**GIVEN TASK**
Drop the pictures from the entries below, then reproduce the rest exactly.
— Start of RECORDS SHOWN —
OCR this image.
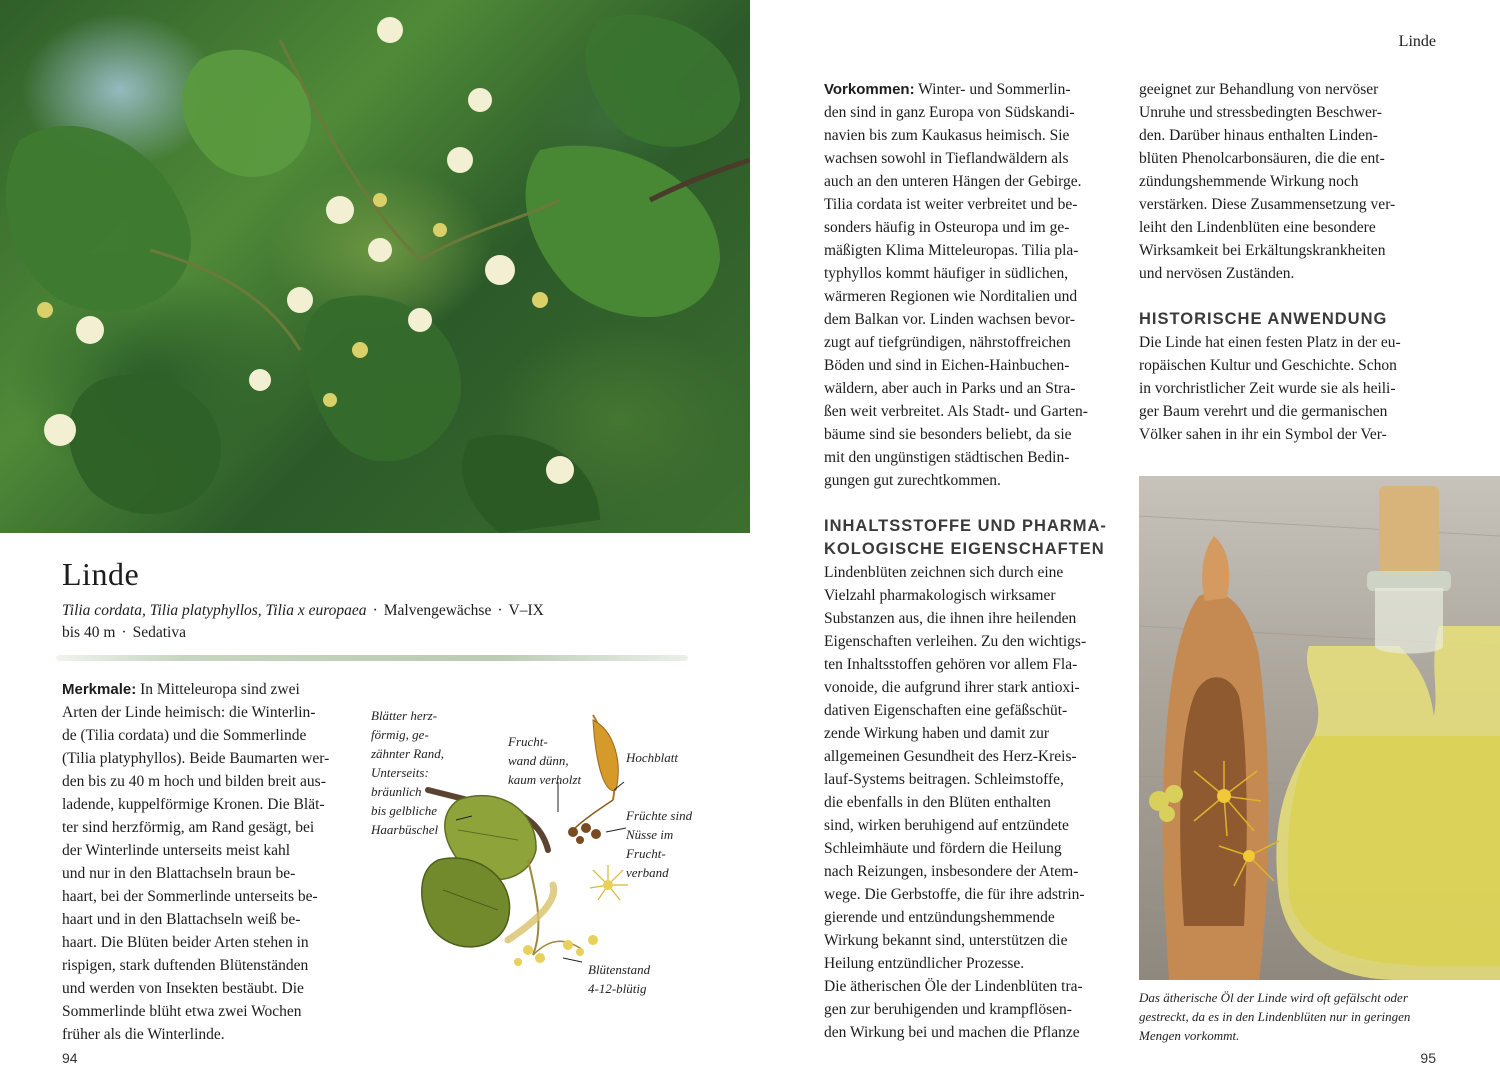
Linde
Tilia cordata, Tilia platyphyllos, Tilia x europaea · Malvengewächse · V–IX
bis 40 m · Sedativa

Merkmale: In Mitteleuropa sind zwei
Arten der Linde heimisch: die Winterlin-
de (Tilia cordata) und die Sommerlinde
(Tilia platyphyllos). Beide Baumarten wer-
den bis zu 40 m hoch und bilden breit aus-
ladende, kuppelförmige Kronen. Die Blät-
ter sind herzförmig, am Rand gesägt, bei
der Winterlinde unterseits meist kahl
und nur in den Blattachseln braun be-
haart, bei der Sommerlinde unterseits be-
haart und in den Blattachseln weiß be-
haart. Die Blüten beider Arten stehen in
rispigen, stark duftenden Blütenständen
und werden von Insekten bestäubt. Die
Sommerlinde blüht etwa zwei Wochen
früher als die Winterlinde.

Blätter herz-
förmig, ge-
zähnter Rand,
Unterseits:
bräunlich
bis gelbliche
Haarbüschel
Frucht-
wand dünn,
kaum verholzt
Hochblatt
Früchte sind
Nüsse im
Frucht-
verband
Blütenstand
4-12-blütig
94
Linde

Vorkommen: Winter- und Sommerlin-
den sind in ganz Europa von Südskandi-
navien bis zum Kaukasus heimisch. Sie
wachsen sowohl in Tieflandwäldern als
auch an den unteren Hängen der Gebirge.
Tilia cordata ist weiter verbreitet und be-
sonders häufig in Osteuropa und im ge-
mäßigten Klima Mitteleuropas. Tilia pla-
typhyllos kommt häufiger in südlichen,
wärmeren Regionen wie Norditalien und
dem Balkan vor. Linden wachsen bevor-
zugt auf tiefgründigen, nährstoffreichen
Böden und sind in Eichen-Hainbuchen-
wäldern, aber auch in Parks und an Stra-
ßen weit verbreitet. Als Stadt- und Garten-
bäume sind sie besonders beliebt, da sie
mit den ungünstigen städtischen Bedin-
gungen gut zurechtkommen.

INHALTSSTOFFE UND PHARMA-
KOLOGISCHE EIGENSCHAFTEN

Lindenblüten zeichnen sich durch eine
Vielzahl pharmakologisch wirksamer
Substanzen aus, die ihnen ihre heilenden
Eigenschaften verleihen. Zu den wichtigs-
ten Inhaltsstoffen gehören vor allem Fla-
vonoide, die aufgrund ihrer stark antioxi-
dativen Eigenschaften eine gefäßschüt-
zende Wirkung haben und damit zur
allgemeinen Gesundheit des Herz-Kreis-
lauf-Systems beitragen. Schleimstoffe,
die ebenfalls in den Blüten enthalten
sind, wirken beruhigend auf entzündete
Schleimhäute und fördern die Heilung
nach Reizungen, insbesondere der Atem-
wege. Die Gerbstoffe, die für ihre adstrin-
gierende und entzündungshemmende
Wirkung bekannt sind, unterstützen die
Heilung entzündlicher Prozesse.
Die ätherischen Öle der Lindenblüten tra-
gen zur beruhigenden und krampflösen-
den Wirkung bei und machen die Pflanze

geeignet zur Behandlung von nervöser
Unruhe und stressbedingten Beschwer-
den. Darüber hinaus enthalten Linden-
blüten Phenolcarbonsäuren, die die ent-
zündungshemmende Wirkung noch
verstärken. Diese Zusammensetzung ver-
leiht den Lindenblüten eine besondere
Wirksamkeit bei Erkältungskrankheiten
und nervösen Zuständen.

HISTORISCHE ANWENDUNG

Die Linde hat einen festen Platz in der eu-
ropäischen Kultur und Geschichte. Schon
in vorchristlicher Zeit wurde sie als heili-
ger Baum verehrt und die germanischen
Völker sahen in ihr ein Symbol der Ver-

Das ätherische Öl der Linde wird oft gefälscht oder gestreckt, da es in den Lindenblüten nur in geringen Mengen vorkommt.
95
— End of RECORDS SHOWN —
**RIGHT ANSWER**
OCR this image.
Linde
Tilia cordata, Tilia platyphyllos, Tilia x europaea · Malvengewächse · V–IX
bis 40 m · Sedativa

Merkmale: In Mitteleuropa sind zwei
Arten der Linde heimisch: die Winterlin-
de (Tilia cordata) und die Sommerlinde
(Tilia platyphyllos). Beide Baumarten wer-
den bis zu 40 m hoch und bilden breit aus-
ladende, kuppelförmige Kronen. Die Blät-
ter sind herzförmig, am Rand gesägt, bei
der Winterlinde unterseits meist kahl
und nur in den Blattachseln braun be-
haart, bei der Sommerlinde unterseits be-
haart und in den Blattachseln weiß be-
haart. Die Blüten beider Arten stehen in
rispigen, stark duftenden Blütenständen
und werden von Insekten bestäubt. Die
Sommerlinde blüht etwa zwei Wochen
früher als die Winterlinde.

Blätter herz-
förmig, ge-
zähnter Rand,
Unterseits:
bräunlich
bis gelbliche
Haarbüschel
Frucht-
wand dünn,
kaum verholzt
Hochblatt
Früchte sind
Nüsse im
Frucht-
verband
Blütenstand
4-12-blütig
94
Linde

Vorkommen: Winter- und Sommerlin-
den sind in ganz Europa von Südskandi-
navien bis zum Kaukasus heimisch. Sie
wachsen sowohl in Tieflandwäldern als
auch an den unteren Hängen der Gebirge.
Tilia cordata ist weiter verbreitet und be-
sonders häufig in Osteuropa und im ge-
mäßigten Klima Mitteleuropas. Tilia pla-
typhyllos kommt häufiger in südlichen,
wärmeren Regionen wie Norditalien und
dem Balkan vor. Linden wachsen bevor-
zugt auf tiefgründigen, nährstoffreichen
Böden und sind in Eichen-Hainbuchen-
wäldern, aber auch in Parks und an Stra-
ßen weit verbreitet. Als Stadt- und Garten-
bäume sind sie besonders beliebt, da sie
mit den ungünstigen städtischen Bedin-
gungen gut zurechtkommen.

INHALTSSTOFFE UND PHARMA-
KOLOGISCHE EIGENSCHAFTEN

Lindenblüten zeichnen sich durch eine
Vielzahl pharmakologisch wirksamer
Substanzen aus, die ihnen ihre heilenden
Eigenschaften verleihen. Zu den wichtigs-
ten Inhaltsstoffen gehören vor allem Fla-
vonoide, die aufgrund ihrer stark antioxi-
dativen Eigenschaften eine gefäßschüt-
zende Wirkung haben und damit zur
allgemeinen Gesundheit des Herz-Kreis-
lauf-Systems beitragen. Schleimstoffe,
die ebenfalls in den Blüten enthalten
sind, wirken beruhigend auf entzündete
Schleimhäute und fördern die Heilung
nach Reizungen, insbesondere der Atem-
wege. Die Gerbstoffe, die für ihre adstrin-
gierende und entzündungshemmende
Wirkung bekannt sind, unterstützen die
Heilung entzündlicher Prozesse.
Die ätherischen Öle der Lindenblüten tra-
gen zur beruhigenden und krampflösen-
den Wirkung bei und machen die Pflanze

geeignet zur Behandlung von nervöser
Unruhe und stressbedingten Beschwer-
den. Darüber hinaus enthalten Linden-
blüten Phenolcarbonsäuren, die die ent-
zündungshemmende Wirkung noch
verstärken. Diese Zusammensetzung ver-
leiht den Lindenblüten eine besondere
Wirksamkeit bei Erkältungskrankheiten
und nervösen Zuständen.

HISTORISCHE ANWENDUNG

Die Linde hat einen festen Platz in der eu-
ropäischen Kultur und Geschichte. Schon
in vorchristlicher Zeit wurde sie als heili-
ger Baum verehrt und die germanischen
Völker sahen in ihr ein Symbol der Ver-

Das ätherische Öl der Linde wird oft gefälscht oder gestreckt, da es in den Lindenblüten nur in geringen Mengen vorkommt.
95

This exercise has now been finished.